Data records |

....................

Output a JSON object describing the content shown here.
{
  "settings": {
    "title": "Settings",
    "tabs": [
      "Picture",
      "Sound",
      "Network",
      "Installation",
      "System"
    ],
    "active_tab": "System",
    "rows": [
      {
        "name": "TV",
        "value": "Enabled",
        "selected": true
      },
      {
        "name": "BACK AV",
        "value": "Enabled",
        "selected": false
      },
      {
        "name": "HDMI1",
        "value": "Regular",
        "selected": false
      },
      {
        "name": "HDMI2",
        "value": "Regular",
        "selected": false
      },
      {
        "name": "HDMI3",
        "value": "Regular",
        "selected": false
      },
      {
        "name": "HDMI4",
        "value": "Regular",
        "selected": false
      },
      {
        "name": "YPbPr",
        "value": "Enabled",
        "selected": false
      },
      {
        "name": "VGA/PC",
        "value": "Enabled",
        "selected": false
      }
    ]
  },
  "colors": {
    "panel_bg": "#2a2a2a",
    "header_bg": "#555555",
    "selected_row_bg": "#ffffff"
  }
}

....................

Aim | Return every line exactly.

Solution |
Output a JSON object describing the content shown here.
{
  "settings": {
    "title": "Settings",
    "tabs": [
      "Picture",
      "Sound",
      "Network",
      "Installation",
      "System"
    ],
    "active_tab": "System",
    "rows": [
      {
        "name": "TV",
        "value": "Enabled",
        "selected": true
      },
      {
        "name": "BACK AV",
        "value": "Enabled",
        "selected": false
      },
      {
        "name": "HDMI1",
        "value": "Regular",
        "selected": false
      },
      {
        "name": "HDMI2",
        "value": "Regular",
        "selected": false
      },
      {
        "name": "HDMI3",
        "value": "Regular",
        "selected": false
      },
      {
        "name": "HDMI4",
        "value": "Regular",
        "selected": false
      },
      {
        "name": "YPbPr",
        "value": "Enabled",
        "selected": false
      },
      {
        "name": "VGA/PC",
        "value": "Enabled",
        "selected": false
      }
    ]
  },
  "colors": {
    "panel_bg": "#2a2a2a",
    "header_bg": "#555555",
    "selected_row_bg": "#ffffff"
  }
}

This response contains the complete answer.